Show every line below where "open" can be found.

Stored data entries:
----

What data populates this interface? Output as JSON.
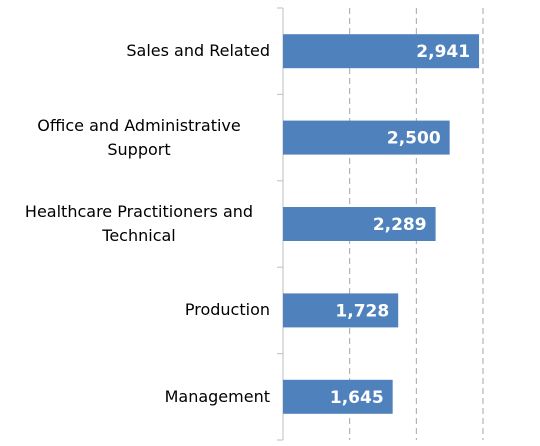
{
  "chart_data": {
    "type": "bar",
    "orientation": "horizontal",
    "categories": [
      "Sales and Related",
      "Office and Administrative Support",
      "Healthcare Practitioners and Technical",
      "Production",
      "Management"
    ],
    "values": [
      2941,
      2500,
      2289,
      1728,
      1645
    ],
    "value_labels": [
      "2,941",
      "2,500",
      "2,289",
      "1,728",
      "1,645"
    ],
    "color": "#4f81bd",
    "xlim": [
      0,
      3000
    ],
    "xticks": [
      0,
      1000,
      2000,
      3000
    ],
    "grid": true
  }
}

----

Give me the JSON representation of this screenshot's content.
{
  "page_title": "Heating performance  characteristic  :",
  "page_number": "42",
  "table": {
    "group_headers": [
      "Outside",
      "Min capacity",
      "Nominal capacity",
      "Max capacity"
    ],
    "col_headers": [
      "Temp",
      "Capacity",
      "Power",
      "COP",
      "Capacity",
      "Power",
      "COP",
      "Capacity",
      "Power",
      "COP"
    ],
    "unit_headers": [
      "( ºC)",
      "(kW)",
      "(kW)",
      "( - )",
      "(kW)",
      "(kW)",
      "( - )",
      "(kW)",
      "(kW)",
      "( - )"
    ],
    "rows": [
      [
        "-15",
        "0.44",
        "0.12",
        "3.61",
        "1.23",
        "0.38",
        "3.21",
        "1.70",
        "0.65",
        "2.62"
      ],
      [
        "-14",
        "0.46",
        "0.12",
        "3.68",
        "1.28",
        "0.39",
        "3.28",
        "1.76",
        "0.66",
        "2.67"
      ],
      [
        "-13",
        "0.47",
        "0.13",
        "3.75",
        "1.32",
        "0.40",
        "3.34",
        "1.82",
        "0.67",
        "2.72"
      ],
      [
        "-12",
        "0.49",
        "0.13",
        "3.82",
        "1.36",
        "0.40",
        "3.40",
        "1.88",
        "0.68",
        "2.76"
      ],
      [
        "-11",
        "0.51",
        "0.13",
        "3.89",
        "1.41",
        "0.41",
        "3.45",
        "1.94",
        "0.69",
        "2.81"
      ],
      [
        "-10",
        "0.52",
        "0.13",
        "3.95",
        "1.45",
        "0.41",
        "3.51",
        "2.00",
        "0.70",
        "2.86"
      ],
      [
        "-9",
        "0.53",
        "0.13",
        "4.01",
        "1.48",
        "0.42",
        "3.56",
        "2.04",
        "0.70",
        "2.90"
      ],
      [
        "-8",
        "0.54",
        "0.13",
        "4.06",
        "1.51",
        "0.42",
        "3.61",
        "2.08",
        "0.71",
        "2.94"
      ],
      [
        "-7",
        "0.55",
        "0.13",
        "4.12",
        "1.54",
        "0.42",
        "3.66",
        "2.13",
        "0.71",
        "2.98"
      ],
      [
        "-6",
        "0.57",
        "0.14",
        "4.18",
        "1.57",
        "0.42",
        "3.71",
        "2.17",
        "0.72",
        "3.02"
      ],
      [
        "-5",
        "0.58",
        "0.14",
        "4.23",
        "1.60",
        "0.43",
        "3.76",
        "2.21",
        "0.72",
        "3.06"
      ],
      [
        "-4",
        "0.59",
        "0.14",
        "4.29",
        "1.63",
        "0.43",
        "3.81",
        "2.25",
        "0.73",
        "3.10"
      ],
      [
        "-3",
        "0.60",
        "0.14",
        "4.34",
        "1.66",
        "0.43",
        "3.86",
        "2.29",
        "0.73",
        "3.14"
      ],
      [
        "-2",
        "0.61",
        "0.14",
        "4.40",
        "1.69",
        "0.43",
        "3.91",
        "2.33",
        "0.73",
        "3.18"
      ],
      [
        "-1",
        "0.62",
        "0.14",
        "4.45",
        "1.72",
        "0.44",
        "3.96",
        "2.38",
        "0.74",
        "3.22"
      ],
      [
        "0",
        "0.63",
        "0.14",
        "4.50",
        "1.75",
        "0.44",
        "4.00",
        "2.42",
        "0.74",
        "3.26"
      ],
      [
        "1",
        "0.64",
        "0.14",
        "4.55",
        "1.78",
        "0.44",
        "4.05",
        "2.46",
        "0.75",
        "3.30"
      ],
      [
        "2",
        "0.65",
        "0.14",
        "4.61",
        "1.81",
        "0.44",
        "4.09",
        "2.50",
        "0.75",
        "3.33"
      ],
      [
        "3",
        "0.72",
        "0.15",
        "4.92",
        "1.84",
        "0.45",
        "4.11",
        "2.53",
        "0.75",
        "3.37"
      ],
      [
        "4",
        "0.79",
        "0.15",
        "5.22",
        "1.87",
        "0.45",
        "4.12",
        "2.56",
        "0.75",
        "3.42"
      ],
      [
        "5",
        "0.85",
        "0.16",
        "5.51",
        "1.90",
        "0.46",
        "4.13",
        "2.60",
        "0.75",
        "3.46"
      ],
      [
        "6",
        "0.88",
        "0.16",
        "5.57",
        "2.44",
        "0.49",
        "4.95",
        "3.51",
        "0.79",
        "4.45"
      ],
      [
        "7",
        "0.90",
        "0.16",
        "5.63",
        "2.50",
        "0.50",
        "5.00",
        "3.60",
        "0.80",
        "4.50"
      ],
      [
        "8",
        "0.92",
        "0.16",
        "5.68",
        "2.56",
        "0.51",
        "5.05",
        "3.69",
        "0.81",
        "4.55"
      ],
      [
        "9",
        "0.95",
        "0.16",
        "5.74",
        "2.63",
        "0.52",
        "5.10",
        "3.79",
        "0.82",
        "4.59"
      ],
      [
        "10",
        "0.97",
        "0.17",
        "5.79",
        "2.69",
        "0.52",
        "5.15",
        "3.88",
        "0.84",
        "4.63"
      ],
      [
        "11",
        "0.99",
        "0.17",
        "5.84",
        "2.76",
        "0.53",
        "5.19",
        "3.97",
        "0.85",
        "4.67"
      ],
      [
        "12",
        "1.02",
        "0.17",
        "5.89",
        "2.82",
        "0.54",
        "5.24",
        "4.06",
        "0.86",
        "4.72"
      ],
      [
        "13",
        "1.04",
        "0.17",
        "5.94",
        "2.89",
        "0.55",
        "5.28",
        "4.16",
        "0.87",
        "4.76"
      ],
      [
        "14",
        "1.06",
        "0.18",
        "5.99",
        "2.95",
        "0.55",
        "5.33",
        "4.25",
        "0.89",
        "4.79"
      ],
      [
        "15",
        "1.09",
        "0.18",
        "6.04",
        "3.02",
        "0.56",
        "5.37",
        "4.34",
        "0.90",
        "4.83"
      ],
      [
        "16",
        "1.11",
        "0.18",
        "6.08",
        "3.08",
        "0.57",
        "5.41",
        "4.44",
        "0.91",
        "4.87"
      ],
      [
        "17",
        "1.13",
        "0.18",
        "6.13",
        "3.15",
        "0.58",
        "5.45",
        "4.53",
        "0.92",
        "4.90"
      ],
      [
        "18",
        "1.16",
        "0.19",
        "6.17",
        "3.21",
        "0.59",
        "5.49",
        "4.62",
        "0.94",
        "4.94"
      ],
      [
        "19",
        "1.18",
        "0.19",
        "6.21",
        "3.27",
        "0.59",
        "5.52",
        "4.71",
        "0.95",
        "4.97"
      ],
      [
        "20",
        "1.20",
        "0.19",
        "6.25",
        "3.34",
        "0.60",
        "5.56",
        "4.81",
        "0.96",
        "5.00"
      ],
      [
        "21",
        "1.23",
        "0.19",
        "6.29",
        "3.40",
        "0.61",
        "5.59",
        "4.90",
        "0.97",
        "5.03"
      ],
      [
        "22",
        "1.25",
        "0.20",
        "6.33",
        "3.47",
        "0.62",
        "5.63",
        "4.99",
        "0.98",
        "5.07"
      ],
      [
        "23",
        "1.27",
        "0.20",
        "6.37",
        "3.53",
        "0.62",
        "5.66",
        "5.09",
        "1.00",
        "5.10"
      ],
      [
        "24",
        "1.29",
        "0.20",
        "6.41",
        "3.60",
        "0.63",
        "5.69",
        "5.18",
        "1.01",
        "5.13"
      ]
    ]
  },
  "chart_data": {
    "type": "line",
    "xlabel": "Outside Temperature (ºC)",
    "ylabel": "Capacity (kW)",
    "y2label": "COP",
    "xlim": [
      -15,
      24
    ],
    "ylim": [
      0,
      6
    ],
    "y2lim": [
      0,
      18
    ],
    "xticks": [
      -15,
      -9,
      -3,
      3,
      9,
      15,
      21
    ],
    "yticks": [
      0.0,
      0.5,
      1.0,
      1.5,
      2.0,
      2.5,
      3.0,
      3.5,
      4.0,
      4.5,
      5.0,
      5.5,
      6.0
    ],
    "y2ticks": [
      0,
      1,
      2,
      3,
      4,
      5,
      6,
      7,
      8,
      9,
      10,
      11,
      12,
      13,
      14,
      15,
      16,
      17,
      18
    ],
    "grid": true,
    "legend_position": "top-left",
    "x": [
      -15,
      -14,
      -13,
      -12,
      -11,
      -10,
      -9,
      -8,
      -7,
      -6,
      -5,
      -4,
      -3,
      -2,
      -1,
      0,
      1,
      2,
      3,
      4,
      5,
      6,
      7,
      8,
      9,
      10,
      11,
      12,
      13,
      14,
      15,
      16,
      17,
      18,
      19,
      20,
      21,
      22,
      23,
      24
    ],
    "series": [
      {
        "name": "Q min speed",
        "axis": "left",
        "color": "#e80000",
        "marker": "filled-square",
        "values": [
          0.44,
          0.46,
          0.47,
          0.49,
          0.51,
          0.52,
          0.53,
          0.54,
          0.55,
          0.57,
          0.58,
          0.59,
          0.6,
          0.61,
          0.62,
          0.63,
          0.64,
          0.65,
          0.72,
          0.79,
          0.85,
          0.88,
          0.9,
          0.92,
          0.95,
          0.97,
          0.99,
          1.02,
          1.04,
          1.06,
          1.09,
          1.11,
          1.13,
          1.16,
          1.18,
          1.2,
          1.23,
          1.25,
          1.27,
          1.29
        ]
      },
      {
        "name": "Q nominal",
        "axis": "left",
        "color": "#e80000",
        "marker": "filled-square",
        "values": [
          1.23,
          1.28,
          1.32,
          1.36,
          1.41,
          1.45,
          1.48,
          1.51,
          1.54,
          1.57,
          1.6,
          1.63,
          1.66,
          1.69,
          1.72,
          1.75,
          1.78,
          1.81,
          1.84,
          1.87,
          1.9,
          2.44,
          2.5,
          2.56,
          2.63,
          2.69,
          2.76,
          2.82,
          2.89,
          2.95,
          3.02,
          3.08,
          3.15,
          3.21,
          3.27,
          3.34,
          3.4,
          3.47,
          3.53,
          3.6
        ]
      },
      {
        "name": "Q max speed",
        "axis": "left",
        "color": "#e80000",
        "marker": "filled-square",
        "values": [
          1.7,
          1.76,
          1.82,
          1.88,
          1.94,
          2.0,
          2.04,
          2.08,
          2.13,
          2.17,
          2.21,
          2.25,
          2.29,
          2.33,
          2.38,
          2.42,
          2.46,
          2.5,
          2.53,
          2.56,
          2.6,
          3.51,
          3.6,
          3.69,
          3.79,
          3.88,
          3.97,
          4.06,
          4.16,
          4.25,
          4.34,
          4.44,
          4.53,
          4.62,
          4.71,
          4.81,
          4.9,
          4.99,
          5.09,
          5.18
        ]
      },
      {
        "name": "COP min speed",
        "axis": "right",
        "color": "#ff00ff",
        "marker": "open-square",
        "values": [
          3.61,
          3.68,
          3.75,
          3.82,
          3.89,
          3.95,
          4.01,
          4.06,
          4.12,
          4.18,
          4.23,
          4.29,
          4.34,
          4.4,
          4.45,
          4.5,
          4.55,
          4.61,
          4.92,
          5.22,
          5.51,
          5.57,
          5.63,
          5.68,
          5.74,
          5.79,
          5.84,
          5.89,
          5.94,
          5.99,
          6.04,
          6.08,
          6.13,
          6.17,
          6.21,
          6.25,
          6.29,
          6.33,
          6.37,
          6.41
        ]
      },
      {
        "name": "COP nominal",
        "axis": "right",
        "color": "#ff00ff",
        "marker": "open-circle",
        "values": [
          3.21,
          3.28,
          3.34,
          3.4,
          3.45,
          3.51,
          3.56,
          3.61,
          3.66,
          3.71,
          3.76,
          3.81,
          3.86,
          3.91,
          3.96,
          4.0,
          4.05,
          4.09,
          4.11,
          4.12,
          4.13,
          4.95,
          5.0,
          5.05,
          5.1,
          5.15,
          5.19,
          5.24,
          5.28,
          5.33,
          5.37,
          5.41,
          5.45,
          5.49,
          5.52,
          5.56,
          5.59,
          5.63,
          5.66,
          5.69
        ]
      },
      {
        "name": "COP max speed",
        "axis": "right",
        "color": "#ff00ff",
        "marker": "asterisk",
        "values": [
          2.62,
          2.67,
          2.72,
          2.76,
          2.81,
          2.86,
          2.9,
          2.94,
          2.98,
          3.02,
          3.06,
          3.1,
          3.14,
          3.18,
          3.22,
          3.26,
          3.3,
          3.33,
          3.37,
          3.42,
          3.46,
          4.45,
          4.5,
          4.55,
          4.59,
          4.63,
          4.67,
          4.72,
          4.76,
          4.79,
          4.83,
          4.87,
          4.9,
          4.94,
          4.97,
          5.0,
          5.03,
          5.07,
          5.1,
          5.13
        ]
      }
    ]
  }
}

----

Written solution:
        "marker": "open-square",
        "marker": "open-circle",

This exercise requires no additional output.